### Exercise details
The entries are to be returned exactly, with images left out.

Figure record listings:
● ● ● ● ●
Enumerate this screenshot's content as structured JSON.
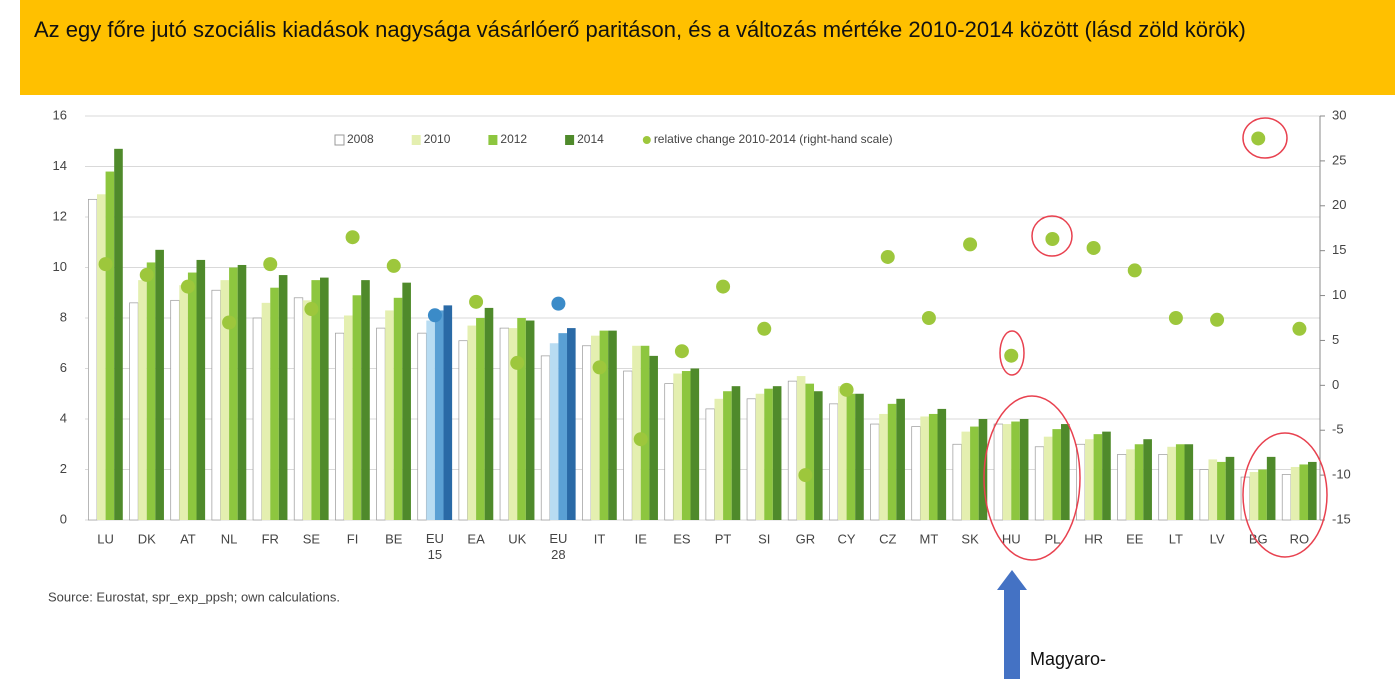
{
  "chart_data": {
    "type": "bar",
    "title": "Az egy főre jutó szociális kiadások nagysága vásárlóerő paritáson, és a változás mértéke 2010-2014 között (lásd zöld körök)",
    "categories": [
      "LU",
      "DK",
      "AT",
      "NL",
      "FR",
      "SE",
      "FI",
      "BE",
      "EU 15",
      "EA",
      "UK",
      "EU 28",
      "IT",
      "IE",
      "ES",
      "PT",
      "SI",
      "GR",
      "CY",
      "CZ",
      "MT",
      "SK",
      "HU",
      "PL",
      "HR",
      "EE",
      "LT",
      "LV",
      "BG",
      "RO"
    ],
    "highlight_categories": [
      "EU 15",
      "EU 28"
    ],
    "series": [
      {
        "name": "2008",
        "color": "#ffffff",
        "highlight_color": "#ffffff",
        "values": [
          12.7,
          8.6,
          8.7,
          9.1,
          8.0,
          8.8,
          7.4,
          7.6,
          7.4,
          7.1,
          7.6,
          6.5,
          6.9,
          5.9,
          5.4,
          4.4,
          4.8,
          5.5,
          4.6,
          3.8,
          3.7,
          3.0,
          3.8,
          2.9,
          3.0,
          2.6,
          2.6,
          2.0,
          1.7,
          1.8
        ]
      },
      {
        "name": "2010",
        "color": "#e4efb0",
        "highlight_color": "#b8dcf2",
        "values": [
          12.9,
          9.5,
          9.3,
          9.5,
          8.6,
          8.7,
          8.1,
          8.3,
          7.9,
          7.7,
          7.6,
          7.0,
          7.3,
          6.9,
          5.8,
          4.8,
          5.0,
          5.7,
          5.3,
          4.2,
          4.1,
          3.5,
          3.8,
          3.3,
          3.2,
          2.8,
          2.9,
          2.4,
          1.9,
          2.1
        ]
      },
      {
        "name": "2012",
        "color": "#8dc63f",
        "highlight_color": "#5aa0d4",
        "values": [
          13.8,
          10.2,
          9.8,
          10.0,
          9.2,
          9.5,
          8.9,
          8.8,
          8.3,
          8.0,
          8.0,
          7.4,
          7.5,
          6.9,
          5.9,
          5.1,
          5.2,
          5.4,
          5.0,
          4.6,
          4.2,
          3.7,
          3.9,
          3.6,
          3.4,
          3.0,
          3.0,
          2.3,
          2.0,
          2.2
        ]
      },
      {
        "name": "2014",
        "color": "#4f8a2b",
        "highlight_color": "#2a6aa6",
        "values": [
          14.7,
          10.7,
          10.3,
          10.1,
          9.7,
          9.6,
          9.5,
          9.4,
          8.5,
          8.4,
          7.9,
          7.6,
          7.5,
          6.5,
          6.0,
          5.3,
          5.3,
          5.1,
          5.0,
          4.8,
          4.4,
          4.0,
          4.0,
          3.8,
          3.5,
          3.2,
          3.0,
          2.5,
          2.5,
          2.3
        ]
      },
      {
        "name": "relative change 2010-2014 (right-hand scale)",
        "type": "scatter",
        "axis": "y2",
        "color": "#9dc73c",
        "highlight_color": "#3b8bc8",
        "values": [
          13.5,
          12.3,
          11,
          7,
          13.5,
          8.5,
          16.5,
          13.3,
          7.8,
          9.3,
          2.5,
          9.1,
          2,
          -6,
          3.8,
          11,
          6.3,
          -10,
          -0.5,
          14.3,
          7.5,
          15.7,
          3.3,
          16.3,
          15.3,
          12.8,
          7.5,
          7.3,
          27.5,
          6.3
        ]
      }
    ],
    "ylim": [
      0,
      16
    ],
    "yticks": [
      0,
      2,
      4,
      6,
      8,
      10,
      12,
      14,
      16
    ],
    "y2lim": [
      -15,
      30
    ],
    "y2ticks": [
      -15,
      -10,
      -5,
      0,
      5,
      10,
      15,
      20,
      25,
      30
    ],
    "grid": true,
    "legend": "top",
    "source": "Source:   Eurostat, spr_exp_ppsh; own calculations.",
    "annotation": "Magyaro-"
  }
}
● ● ● ● ●
### Response below
Enumerate this screenshot's content as structured JSON.
{
  "chart_data": {
    "type": "bar",
    "title": "Az egy főre jutó szociális kiadások nagysága vásárlóerő paritáson, és a változás mértéke 2010-2014 között (lásd zöld körök)",
    "categories": [
      "LU",
      "DK",
      "AT",
      "NL",
      "FR",
      "SE",
      "FI",
      "BE",
      "EU 15",
      "EA",
      "UK",
      "EU 28",
      "IT",
      "IE",
      "ES",
      "PT",
      "SI",
      "GR",
      "CY",
      "CZ",
      "MT",
      "SK",
      "HU",
      "PL",
      "HR",
      "EE",
      "LT",
      "LV",
      "BG",
      "RO"
    ],
    "highlight_categories": [
      "EU 15",
      "EU 28"
    ],
    "series": [
      {
        "name": "2008",
        "color": "#ffffff",
        "highlight_color": "#ffffff",
        "values": [
          12.7,
          8.6,
          8.7,
          9.1,
          8.0,
          8.8,
          7.4,
          7.6,
          7.4,
          7.1,
          7.6,
          6.5,
          6.9,
          5.9,
          5.4,
          4.4,
          4.8,
          5.5,
          4.6,
          3.8,
          3.7,
          3.0,
          3.8,
          2.9,
          3.0,
          2.6,
          2.6,
          2.0,
          1.7,
          1.8
        ]
      },
      {
        "name": "2010",
        "color": "#e4efb0",
        "highlight_color": "#b8dcf2",
        "values": [
          12.9,
          9.5,
          9.3,
          9.5,
          8.6,
          8.7,
          8.1,
          8.3,
          7.9,
          7.7,
          7.6,
          7.0,
          7.3,
          6.9,
          5.8,
          4.8,
          5.0,
          5.7,
          5.3,
          4.2,
          4.1,
          3.5,
          3.8,
          3.3,
          3.2,
          2.8,
          2.9,
          2.4,
          1.9,
          2.1
        ]
      },
      {
        "name": "2012",
        "color": "#8dc63f",
        "highlight_color": "#5aa0d4",
        "values": [
          13.8,
          10.2,
          9.8,
          10.0,
          9.2,
          9.5,
          8.9,
          8.8,
          8.3,
          8.0,
          8.0,
          7.4,
          7.5,
          6.9,
          5.9,
          5.1,
          5.2,
          5.4,
          5.0,
          4.6,
          4.2,
          3.7,
          3.9,
          3.6,
          3.4,
          3.0,
          3.0,
          2.3,
          2.0,
          2.2
        ]
      },
      {
        "name": "2014",
        "color": "#4f8a2b",
        "highlight_color": "#2a6aa6",
        "values": [
          14.7,
          10.7,
          10.3,
          10.1,
          9.7,
          9.6,
          9.5,
          9.4,
          8.5,
          8.4,
          7.9,
          7.6,
          7.5,
          6.5,
          6.0,
          5.3,
          5.3,
          5.1,
          5.0,
          4.8,
          4.4,
          4.0,
          4.0,
          3.8,
          3.5,
          3.2,
          3.0,
          2.5,
          2.5,
          2.3
        ]
      },
      {
        "name": "relative change 2010-2014 (right-hand scale)",
        "type": "scatter",
        "axis": "y2",
        "color": "#9dc73c",
        "highlight_color": "#3b8bc8",
        "values": [
          13.5,
          12.3,
          11,
          7,
          13.5,
          8.5,
          16.5,
          13.3,
          7.8,
          9.3,
          2.5,
          9.1,
          2,
          -6,
          3.8,
          11,
          6.3,
          -10,
          -0.5,
          14.3,
          7.5,
          15.7,
          3.3,
          16.3,
          15.3,
          12.8,
          7.5,
          7.3,
          27.5,
          6.3
        ]
      }
    ],
    "ylim": [
      0,
      16
    ],
    "yticks": [
      0,
      2,
      4,
      6,
      8,
      10,
      12,
      14,
      16
    ],
    "y2lim": [
      -15,
      30
    ],
    "y2ticks": [
      -15,
      -10,
      -5,
      0,
      5,
      10,
      15,
      20,
      25,
      30
    ],
    "grid": true,
    "legend": "top",
    "source": "Source:   Eurostat, spr_exp_ppsh; own calculations.",
    "annotation": "Magyaro-"
  }
}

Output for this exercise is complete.